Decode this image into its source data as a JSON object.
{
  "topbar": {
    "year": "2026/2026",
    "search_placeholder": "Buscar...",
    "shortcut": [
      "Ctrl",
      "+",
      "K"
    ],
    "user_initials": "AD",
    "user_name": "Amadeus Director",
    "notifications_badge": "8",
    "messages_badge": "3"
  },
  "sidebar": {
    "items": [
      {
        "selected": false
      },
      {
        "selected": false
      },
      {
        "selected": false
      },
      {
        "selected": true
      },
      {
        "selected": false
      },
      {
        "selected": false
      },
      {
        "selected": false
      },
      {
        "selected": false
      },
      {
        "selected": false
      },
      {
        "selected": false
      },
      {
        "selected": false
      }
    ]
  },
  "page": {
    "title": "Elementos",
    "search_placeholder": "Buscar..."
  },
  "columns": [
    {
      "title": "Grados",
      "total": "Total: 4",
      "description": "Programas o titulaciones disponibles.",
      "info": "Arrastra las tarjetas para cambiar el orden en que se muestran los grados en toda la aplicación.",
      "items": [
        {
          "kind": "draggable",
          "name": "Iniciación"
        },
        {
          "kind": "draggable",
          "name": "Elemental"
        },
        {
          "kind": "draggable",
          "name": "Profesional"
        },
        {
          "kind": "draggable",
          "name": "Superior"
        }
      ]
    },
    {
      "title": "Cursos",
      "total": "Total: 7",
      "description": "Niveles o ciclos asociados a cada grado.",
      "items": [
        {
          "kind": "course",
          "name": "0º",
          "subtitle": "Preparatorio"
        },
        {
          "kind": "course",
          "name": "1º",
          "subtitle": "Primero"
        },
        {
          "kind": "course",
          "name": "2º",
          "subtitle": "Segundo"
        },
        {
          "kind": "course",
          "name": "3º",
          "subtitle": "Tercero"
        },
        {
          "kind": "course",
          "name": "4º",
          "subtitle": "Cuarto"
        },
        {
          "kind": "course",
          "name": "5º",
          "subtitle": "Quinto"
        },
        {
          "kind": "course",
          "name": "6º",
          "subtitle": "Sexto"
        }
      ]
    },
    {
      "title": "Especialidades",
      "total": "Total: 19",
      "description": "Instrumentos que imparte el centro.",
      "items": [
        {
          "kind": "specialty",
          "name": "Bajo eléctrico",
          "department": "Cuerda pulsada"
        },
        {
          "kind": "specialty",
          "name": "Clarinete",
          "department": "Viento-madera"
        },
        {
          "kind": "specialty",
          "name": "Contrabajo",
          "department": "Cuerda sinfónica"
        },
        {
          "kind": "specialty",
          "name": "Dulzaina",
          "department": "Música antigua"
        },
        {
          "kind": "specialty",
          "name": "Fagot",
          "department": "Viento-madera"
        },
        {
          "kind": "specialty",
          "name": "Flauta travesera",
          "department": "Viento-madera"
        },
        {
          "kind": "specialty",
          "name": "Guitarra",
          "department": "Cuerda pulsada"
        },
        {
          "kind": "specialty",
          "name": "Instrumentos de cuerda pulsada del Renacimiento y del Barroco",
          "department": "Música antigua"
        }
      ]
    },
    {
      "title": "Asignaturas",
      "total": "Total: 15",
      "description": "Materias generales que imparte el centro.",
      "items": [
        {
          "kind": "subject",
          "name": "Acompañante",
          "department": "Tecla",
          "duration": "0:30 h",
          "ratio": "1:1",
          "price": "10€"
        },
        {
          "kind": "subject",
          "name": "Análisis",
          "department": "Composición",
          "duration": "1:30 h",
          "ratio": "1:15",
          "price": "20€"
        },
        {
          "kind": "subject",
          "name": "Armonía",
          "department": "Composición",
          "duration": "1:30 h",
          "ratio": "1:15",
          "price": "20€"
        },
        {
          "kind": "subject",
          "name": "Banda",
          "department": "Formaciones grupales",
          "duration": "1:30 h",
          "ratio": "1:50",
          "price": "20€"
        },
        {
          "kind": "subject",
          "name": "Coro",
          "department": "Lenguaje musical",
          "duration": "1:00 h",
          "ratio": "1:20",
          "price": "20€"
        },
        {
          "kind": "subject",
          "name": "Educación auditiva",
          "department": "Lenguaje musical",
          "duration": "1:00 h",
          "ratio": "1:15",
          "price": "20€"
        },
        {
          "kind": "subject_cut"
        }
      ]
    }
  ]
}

[WHAT NEEDS TO BE DONE]:
Copy out the material above in its entirety. Every detail must match.

[RESULT]:
Decode this image into its source data as a JSON object.
{
  "topbar": {
    "year": "2026/2026",
    "search_placeholder": "Buscar...",
    "shortcut": [
      "Ctrl",
      "+",
      "K"
    ],
    "user_initials": "AD",
    "user_name": "Amadeus Director",
    "notifications_badge": "8",
    "messages_badge": "3"
  },
  "sidebar": {
    "items": [
      {
        "selected": false
      },
      {
        "selected": false
      },
      {
        "selected": false
      },
      {
        "selected": true
      },
      {
        "selected": false
      },
      {
        "selected": false
      },
      {
        "selected": false
      },
      {
        "selected": false
      },
      {
        "selected": false
      },
      {
        "selected": false
      },
      {
        "selected": false
      }
    ]
  },
  "page": {
    "title": "Elementos",
    "search_placeholder": "Buscar..."
  },
  "columns": [
    {
      "title": "Grados",
      "total": "Total: 4",
      "description": "Programas o titulaciones disponibles.",
      "info": "Arrastra las tarjetas para cambiar el orden en que se muestran los grados en toda la aplicación.",
      "items": [
        {
          "kind": "draggable",
          "name": "Iniciación"
        },
        {
          "kind": "draggable",
          "name": "Elemental"
        },
        {
          "kind": "draggable",
          "name": "Profesional"
        },
        {
          "kind": "draggable",
          "name": "Superior"
        }
      ]
    },
    {
      "title": "Cursos",
      "total": "Total: 7",
      "description": "Niveles o ciclos asociados a cada grado.",
      "items": [
        {
          "kind": "course",
          "name": "0º",
          "subtitle": "Preparatorio"
        },
        {
          "kind": "course",
          "name": "1º",
          "subtitle": "Primero"
        },
        {
          "kind": "course",
          "name": "2º",
          "subtitle": "Segundo"
        },
        {
          "kind": "course",
          "name": "3º",
          "subtitle": "Tercero"
        },
        {
          "kind": "course",
          "name": "4º",
          "subtitle": "Cuarto"
        },
        {
          "kind": "course",
          "name": "5º",
          "subtitle": "Quinto"
        },
        {
          "kind": "course",
          "name": "6º",
          "subtitle": "Sexto"
        }
      ]
    },
    {
      "title": "Especialidades",
      "total": "Total: 19",
      "description": "Instrumentos que imparte el centro.",
      "items": [
        {
          "kind": "specialty",
          "name": "Bajo eléctrico",
          "department": "Cuerda pulsada"
        },
        {
          "kind": "specialty",
          "name": "Clarinete",
          "department": "Viento-madera"
        },
        {
          "kind": "specialty",
          "name": "Contrabajo",
          "department": "Cuerda sinfónica"
        },
        {
          "kind": "specialty",
          "name": "Dulzaina",
          "department": "Música antigua"
        },
        {
          "kind": "specialty",
          "name": "Fagot",
          "department": "Viento-madera"
        },
        {
          "kind": "specialty",
          "name": "Flauta travesera",
          "department": "Viento-madera"
        },
        {
          "kind": "specialty",
          "name": "Guitarra",
          "department": "Cuerda pulsada"
        },
        {
          "kind": "specialty",
          "name": "Instrumentos de cuerda pulsada del Renacimiento y del Barroco",
          "department": "Música antigua"
        }
      ]
    },
    {
      "title": "Asignaturas",
      "total": "Total: 15",
      "description": "Materias generales que imparte el centro.",
      "items": [
        {
          "kind": "subject",
          "name": "Acompañante",
          "department": "Tecla",
          "duration": "0:30 h",
          "ratio": "1:1",
          "price": "10€"
        },
        {
          "kind": "subject",
          "name": "Análisis",
          "department": "Composición",
          "duration": "1:30 h",
          "ratio": "1:15",
          "price": "20€"
        },
        {
          "kind": "subject",
          "name": "Armonía",
          "department": "Composición",
          "duration": "1:30 h",
          "ratio": "1:15",
          "price": "20€"
        },
        {
          "kind": "subject",
          "name": "Banda",
          "department": "Formaciones grupales",
          "duration": "1:30 h",
          "ratio": "1:50",
          "price": "20€"
        },
        {
          "kind": "subject",
          "name": "Coro",
          "department": "Lenguaje musical",
          "duration": "1:00 h",
          "ratio": "1:20",
          "price": "20€"
        },
        {
          "kind": "subject",
          "name": "Educación auditiva",
          "department": "Lenguaje musical",
          "duration": "1:00 h",
          "ratio": "1:15",
          "price": "20€"
        },
        {
          "kind": "subject_cut"
        }
      ]
    }
  ]
}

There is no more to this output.